## RECORD EXCERPTS
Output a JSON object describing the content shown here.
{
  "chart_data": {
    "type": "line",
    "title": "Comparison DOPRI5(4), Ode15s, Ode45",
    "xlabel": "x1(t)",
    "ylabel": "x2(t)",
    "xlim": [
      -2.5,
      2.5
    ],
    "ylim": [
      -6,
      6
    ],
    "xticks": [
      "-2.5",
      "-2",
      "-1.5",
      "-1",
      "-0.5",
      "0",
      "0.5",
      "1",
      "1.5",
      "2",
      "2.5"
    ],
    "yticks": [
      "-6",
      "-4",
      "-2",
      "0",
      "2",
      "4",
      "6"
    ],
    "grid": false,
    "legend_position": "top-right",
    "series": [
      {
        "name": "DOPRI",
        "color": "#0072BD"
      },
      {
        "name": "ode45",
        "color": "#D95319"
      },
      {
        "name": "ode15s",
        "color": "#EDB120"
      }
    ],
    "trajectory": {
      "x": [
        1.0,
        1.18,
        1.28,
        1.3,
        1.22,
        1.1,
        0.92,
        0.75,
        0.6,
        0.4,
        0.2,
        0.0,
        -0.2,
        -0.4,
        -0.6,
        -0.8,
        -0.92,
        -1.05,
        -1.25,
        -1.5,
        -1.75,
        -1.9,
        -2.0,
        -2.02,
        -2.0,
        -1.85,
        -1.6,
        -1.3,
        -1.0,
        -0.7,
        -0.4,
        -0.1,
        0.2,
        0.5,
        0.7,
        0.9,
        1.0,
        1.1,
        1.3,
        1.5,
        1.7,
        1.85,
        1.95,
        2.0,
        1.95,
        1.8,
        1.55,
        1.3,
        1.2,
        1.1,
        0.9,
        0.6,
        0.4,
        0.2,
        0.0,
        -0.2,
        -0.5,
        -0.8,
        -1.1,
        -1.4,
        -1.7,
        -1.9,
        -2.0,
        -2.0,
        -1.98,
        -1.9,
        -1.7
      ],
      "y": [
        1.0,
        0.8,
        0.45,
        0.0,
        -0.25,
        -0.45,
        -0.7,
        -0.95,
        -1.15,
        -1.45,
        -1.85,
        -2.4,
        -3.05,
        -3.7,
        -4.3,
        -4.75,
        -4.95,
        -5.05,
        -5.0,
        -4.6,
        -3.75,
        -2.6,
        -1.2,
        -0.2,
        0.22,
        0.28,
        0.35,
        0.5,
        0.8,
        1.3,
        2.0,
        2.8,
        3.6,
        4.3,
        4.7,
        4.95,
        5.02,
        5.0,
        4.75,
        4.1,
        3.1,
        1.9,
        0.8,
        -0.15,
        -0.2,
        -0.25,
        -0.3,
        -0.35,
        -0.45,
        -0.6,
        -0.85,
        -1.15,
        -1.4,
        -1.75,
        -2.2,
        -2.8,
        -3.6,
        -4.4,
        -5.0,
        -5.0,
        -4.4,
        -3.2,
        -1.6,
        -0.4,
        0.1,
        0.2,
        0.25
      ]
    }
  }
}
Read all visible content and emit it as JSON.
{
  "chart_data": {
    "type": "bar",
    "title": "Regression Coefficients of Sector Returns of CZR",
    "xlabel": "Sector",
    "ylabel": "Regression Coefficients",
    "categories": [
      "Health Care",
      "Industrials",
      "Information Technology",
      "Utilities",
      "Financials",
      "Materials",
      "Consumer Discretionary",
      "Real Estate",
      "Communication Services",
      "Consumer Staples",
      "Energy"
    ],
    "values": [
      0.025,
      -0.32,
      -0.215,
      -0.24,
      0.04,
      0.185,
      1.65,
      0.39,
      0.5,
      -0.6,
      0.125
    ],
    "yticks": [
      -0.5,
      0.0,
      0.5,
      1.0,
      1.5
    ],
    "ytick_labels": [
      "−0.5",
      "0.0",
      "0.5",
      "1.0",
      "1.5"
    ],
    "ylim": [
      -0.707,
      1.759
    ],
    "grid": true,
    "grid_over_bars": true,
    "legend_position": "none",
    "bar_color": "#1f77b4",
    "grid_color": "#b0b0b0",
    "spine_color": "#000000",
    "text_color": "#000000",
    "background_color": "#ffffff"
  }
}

## WRITTEN PROBLEM
Each entry is to be returned in full, character for character.

## EXERCISE SOLUTION
Output a JSON object describing the content shown here.
{
  "chart_data": {
    "type": "line",
    "title": "Comparison DOPRI5(4), Ode15s, Ode45",
    "xlabel": "x1(t)",
    "ylabel": "x2(t)",
    "xlim": [
      -2.5,
      2.5
    ],
    "ylim": [
      -6,
      6
    ],
    "xticks": [
      "-2.5",
      "-2",
      "-1.5",
      "-1",
      "-0.5",
      "0",
      "0.5",
      "1",
      "1.5",
      "2",
      "2.5"
    ],
    "yticks": [
      "-6",
      "-4",
      "-2",
      "0",
      "2",
      "4",
      "6"
    ],
    "grid": false,
    "legend_position": "top-right",
    "series": [
      {
        "name": "DOPRI",
        "color": "#0072BD"
      },
      {
        "name": "ode45",
        "color": "#D95319"
      },
      {
        "name": "ode15s",
        "color": "#EDB120"
      }
    ],
    "trajectory": {
      "x": [
        1.0,
        1.18,
        1.28,
        1.3,
        1.22,
        1.1,
        0.92,
        0.75,
        0.6,
        0.4,
        0.2,
        0.0,
        -0.2,
        -0.4,
        -0.6,
        -0.8,
        -0.92,
        -1.05,
        -1.25,
        -1.5,
        -1.75,
        -1.9,
        -2.0,
        -2.02,
        -2.0,
        -1.85,
        -1.6,
        -1.3,
        -1.0,
        -0.7,
        -0.4,
        -0.1,
        0.2,
        0.5,
        0.7,
        0.9,
        1.0,
        1.1,
        1.3,
        1.5,
        1.7,
        1.85,
        1.95,
        2.0,
        1.95,
        1.8,
        1.55,
        1.3,
        1.2,
        1.1,
        0.9,
        0.6,
        0.4,
        0.2,
        0.0,
        -0.2,
        -0.5,
        -0.8,
        -1.1,
        -1.4,
        -1.7,
        -1.9,
        -2.0,
        -2.0,
        -1.98,
        -1.9,
        -1.7
      ],
      "y": [
        1.0,
        0.8,
        0.45,
        0.0,
        -0.25,
        -0.45,
        -0.7,
        -0.95,
        -1.15,
        -1.45,
        -1.85,
        -2.4,
        -3.05,
        -3.7,
        -4.3,
        -4.75,
        -4.95,
        -5.05,
        -5.0,
        -4.6,
        -3.75,
        -2.6,
        -1.2,
        -0.2,
        0.22,
        0.28,
        0.35,
        0.5,
        0.8,
        1.3,
        2.0,
        2.8,
        3.6,
        4.3,
        4.7,
        4.95,
        5.02,
        5.0,
        4.75,
        4.1,
        3.1,
        1.9,
        0.8,
        -0.15,
        -0.2,
        -0.25,
        -0.3,
        -0.35,
        -0.45,
        -0.6,
        -0.85,
        -1.15,
        -1.4,
        -1.75,
        -2.2,
        -2.8,
        -3.6,
        -4.4,
        -5.0,
        -5.0,
        -4.4,
        -3.2,
        -1.6,
        -0.4,
        0.1,
        0.2,
        0.25
      ]
    }
  }
}
Read all visible content and emit it as JSON.
{
  "chart_data": {
    "type": "bar",
    "title": "Regression Coefficients of Sector Returns of CZR",
    "xlabel": "Sector",
    "ylabel": "Regression Coefficients",
    "categories": [
      "Health Care",
      "Industrials",
      "Information Technology",
      "Utilities",
      "Financials",
      "Materials",
      "Consumer Discretionary",
      "Real Estate",
      "Communication Services",
      "Consumer Staples",
      "Energy"
    ],
    "values": [
      0.025,
      -0.32,
      -0.215,
      -0.24,
      0.04,
      0.185,
      1.65,
      0.39,
      0.5,
      -0.6,
      0.125
    ],
    "yticks": [
      -0.5,
      0.0,
      0.5,
      1.0,
      1.5
    ],
    "ytick_labels": [
      "−0.5",
      "0.0",
      "0.5",
      "1.0",
      "1.5"
    ],
    "ylim": [
      -0.707,
      1.759
    ],
    "grid": true,
    "grid_over_bars": true,
    "legend_position": "none",
    "bar_color": "#1f77b4",
    "grid_color": "#b0b0b0",
    "spine_color": "#000000",
    "text_color": "#000000",
    "background_color": "#ffffff"
  }
}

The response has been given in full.